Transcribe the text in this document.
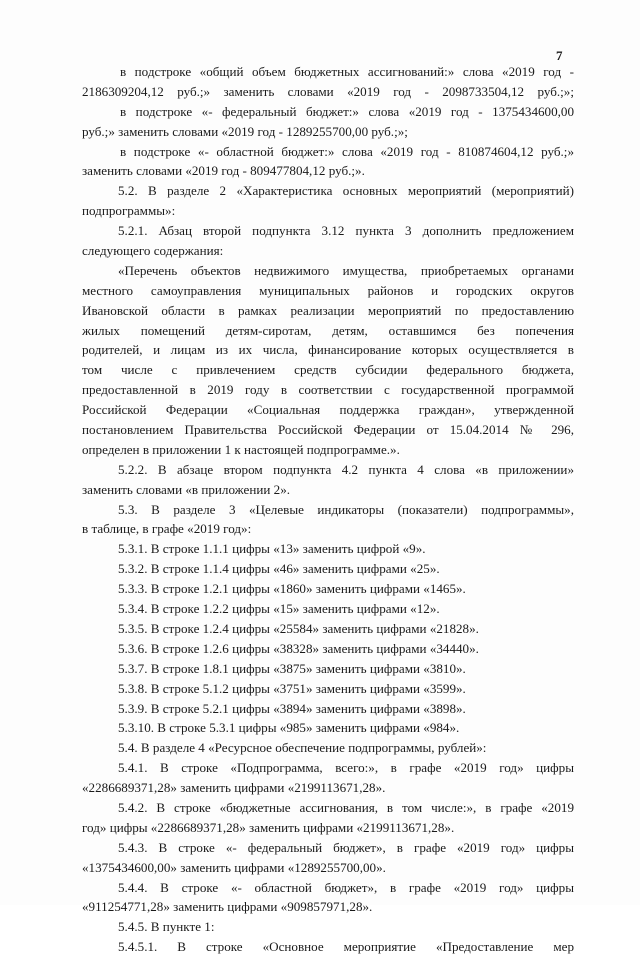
7
в подстроке «общий объем бюджетных ассигнований:» слова «2019 год -
2186309204,12 руб.;» заменить словами «2019 год - 2098733504,12 руб.;»;
в подстроке «- федеральный бюджет:» слова «2019 год - 1375434600,00
руб.;» заменить словами «2019 год - 1289255700,00 руб.;»;
в подстроке «- областной бюджет:» слова «2019 год - 810874604,12 руб.;»
заменить словами «2019 год - 809477804,12 руб.;».
5.2. В разделе 2 «Характеристика основных мероприятий (мероприятий)
подпрограммы»:
5.2.1. Абзац второй подпункта 3.12 пункта 3 дополнить предложением
следующего содержания:
«Перечень объектов недвижимого имущества, приобретаемых органами
местного самоуправления муниципальных районов и городских округов
Ивановской области в рамках реализации мероприятий по предоставлению
жилых помещений детям-сиротам, детям, оставшимся без попечения
родителей, и лицам из их числа, финансирование которых осуществляется в
том числе с привлечением средств субсидии федерального бюджета,
предоставленной в 2019 году в соответствии с государственной программой
Российской Федерации «Социальная поддержка граждан», утвержденной
постановлением Правительства Российской Федерации от 15.04.2014 № 296,
определен в приложении 1 к настоящей подпрограмме.».
5.2.2. В абзаце втором подпункта 4.2 пункта 4 слова «в приложении»
заменить словами «в приложении 2».
5.3. В разделе 3 «Целевые индикаторы (показатели) подпрограммы»,
в таблице, в графе «2019 год»:
5.3.1. В строке 1.1.1 цифры «13» заменить цифрой «9».
5.3.2. В строке 1.1.4 цифры «46» заменить цифрами «25».
5.3.3. В строке 1.2.1 цифры «1860» заменить цифрами «1465».
5.3.4. В строке 1.2.2 цифры «15» заменить цифрами «12».
5.3.5. В строке 1.2.4 цифры «25584» заменить цифрами «21828».
5.3.6. В строке 1.2.6 цифры «38328» заменить цифрами «34440».
5.3.7. В строке 1.8.1 цифры «3875» заменить цифрами «3810».
5.3.8. В строке 5.1.2 цифры «3751» заменить цифрами «3599».
5.3.9. В строке 5.2.1 цифры «3894» заменить цифрами «3898».
5.3.10. В строке 5.3.1 цифры «985» заменить цифрами «984».
5.4. В разделе 4 «Ресурсное обеспечение подпрограммы, рублей»:
5.4.1. В строке «Подпрограмма, всего:», в графе «2019 год» цифры
«2286689371,28» заменить цифрами «2199113671,28».
5.4.2. В строке «бюджетные ассигнования, в том числе:», в графе «2019
год» цифры «2286689371,28» заменить цифрами «2199113671,28».
5.4.3. В строке «- федеральный бюджет», в графе «2019 год» цифры
«1375434600,00» заменить цифрами «1289255700,00».
5.4.4. В строке «- областной бюджет», в графе «2019 год» цифры
«911254771,28» заменить цифрами «909857971,28».
5.4.5. В пункте 1:
5.4.5.1. В строке «Основное мероприятие «Предоставление мер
------------------------------------
**Task directions**. Copy the whole listing above word for word but do not carry over the pictures.

**Solution to this problem**.
Transcribe the text in this document.
7
в подстроке «общий объем бюджетных ассигнований:» слова «2019 год -
2186309204,12 руб.;» заменить словами «2019 год - 2098733504,12 руб.;»;
в подстроке «- федеральный бюджет:» слова «2019 год - 1375434600,00
руб.;» заменить словами «2019 год - 1289255700,00 руб.;»;
в подстроке «- областной бюджет:» слова «2019 год - 810874604,12 руб.;»
заменить словами «2019 год - 809477804,12 руб.;».
5.2. В разделе 2 «Характеристика основных мероприятий (мероприятий)
подпрограммы»:
5.2.1. Абзац второй подпункта 3.12 пункта 3 дополнить предложением
следующего содержания:
«Перечень объектов недвижимого имущества, приобретаемых органами
местного самоуправления муниципальных районов и городских округов
Ивановской области в рамках реализации мероприятий по предоставлению
жилых помещений детям-сиротам, детям, оставшимся без попечения
родителей, и лицам из их числа, финансирование которых осуществляется в
том числе с привлечением средств субсидии федерального бюджета,
предоставленной в 2019 году в соответствии с государственной программой
Российской Федерации «Социальная поддержка граждан», утвержденной
постановлением Правительства Российской Федерации от 15.04.2014 № 296,
определен в приложении 1 к настоящей подпрограмме.».
5.2.2. В абзаце втором подпункта 4.2 пункта 4 слова «в приложении»
заменить словами «в приложении 2».
5.3. В разделе 3 «Целевые индикаторы (показатели) подпрограммы»,
в таблице, в графе «2019 год»:
5.3.1. В строке 1.1.1 цифры «13» заменить цифрой «9».
5.3.2. В строке 1.1.4 цифры «46» заменить цифрами «25».
5.3.3. В строке 1.2.1 цифры «1860» заменить цифрами «1465».
5.3.4. В строке 1.2.2 цифры «15» заменить цифрами «12».
5.3.5. В строке 1.2.4 цифры «25584» заменить цифрами «21828».
5.3.6. В строке 1.2.6 цифры «38328» заменить цифрами «34440».
5.3.7. В строке 1.8.1 цифры «3875» заменить цифрами «3810».
5.3.8. В строке 5.1.2 цифры «3751» заменить цифрами «3599».
5.3.9. В строке 5.2.1 цифры «3894» заменить цифрами «3898».
5.3.10. В строке 5.3.1 цифры «985» заменить цифрами «984».
5.4. В разделе 4 «Ресурсное обеспечение подпрограммы, рублей»:
5.4.1. В строке «Подпрограмма, всего:», в графе «2019 год» цифры
«2286689371,28» заменить цифрами «2199113671,28».
5.4.2. В строке «бюджетные ассигнования, в том числе:», в графе «2019
год» цифры «2286689371,28» заменить цифрами «2199113671,28».
5.4.3. В строке «- федеральный бюджет», в графе «2019 год» цифры
«1375434600,00» заменить цифрами «1289255700,00».
5.4.4. В строке «- областной бюджет», в графе «2019 год» цифры
«911254771,28» заменить цифрами «909857971,28».
5.4.5. В пункте 1:
5.4.5.1. В строке «Основное мероприятие «Предоставление мер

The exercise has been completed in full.